• [Task details]:
Filter the entries that follow, copying every line in which the word "care" appears.

A block of data

** start **

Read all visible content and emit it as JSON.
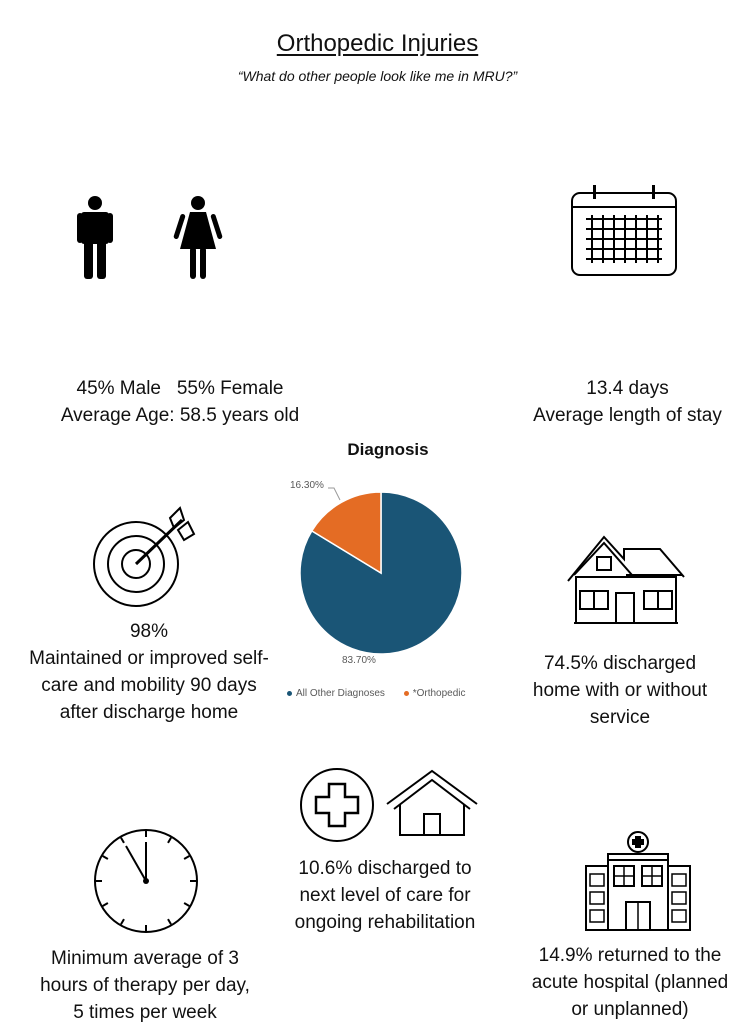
{
  "header": {
    "title": "Orthopedic Injuries",
    "subtitle": "“What do other people look like me in MRU?”"
  },
  "stats": {
    "demographics": {
      "line1": "45% Male   55% Female",
      "line2": "Average Age: 58.5 years old"
    },
    "length_of_stay": {
      "line1": "13.4 days",
      "line2": "Average length of stay"
    },
    "maintained": {
      "line1": "98%",
      "line2": "Maintained or improved self-",
      "line3": "care and mobility 90 days",
      "line4": "after discharge home"
    },
    "discharged_home": {
      "line1": "74.5% discharged",
      "line2": "home with or without",
      "line3": "service"
    },
    "next_level": {
      "line1": "10.6% discharged to",
      "line2": "next level of care for",
      "line3": "ongoing rehabilitation"
    },
    "therapy": {
      "line1": "Minimum average of 3",
      "line2": "hours of therapy per day,",
      "line3": "5 times per week"
    },
    "returned_acute": {
      "line1": "14.9% returned to the",
      "line2": "acute hospital (planned",
      "line3": "or unplanned)"
    }
  },
  "icons": [
    "male-icon",
    "female-icon",
    "calendar-icon",
    "target-icon",
    "house-icon",
    "medical-cross-icon",
    "home-outline-icon",
    "clock-icon",
    "hospital-icon"
  ],
  "chart_data": {
    "type": "pie",
    "title": "Diagnosis",
    "slices": [
      {
        "name": "All Other Diagnoses",
        "value": 83.7,
        "label": "83.70%",
        "color": "#1a5576"
      },
      {
        "name": "*Orthopedic",
        "value": 16.3,
        "label": "16.30%",
        "color": "#e46c24"
      }
    ],
    "legend_position": "bottom"
  }
}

** end **

• [Output for this exercise]:
      "line3": "care and mobility 90 days",
      "line2": "next level of care for",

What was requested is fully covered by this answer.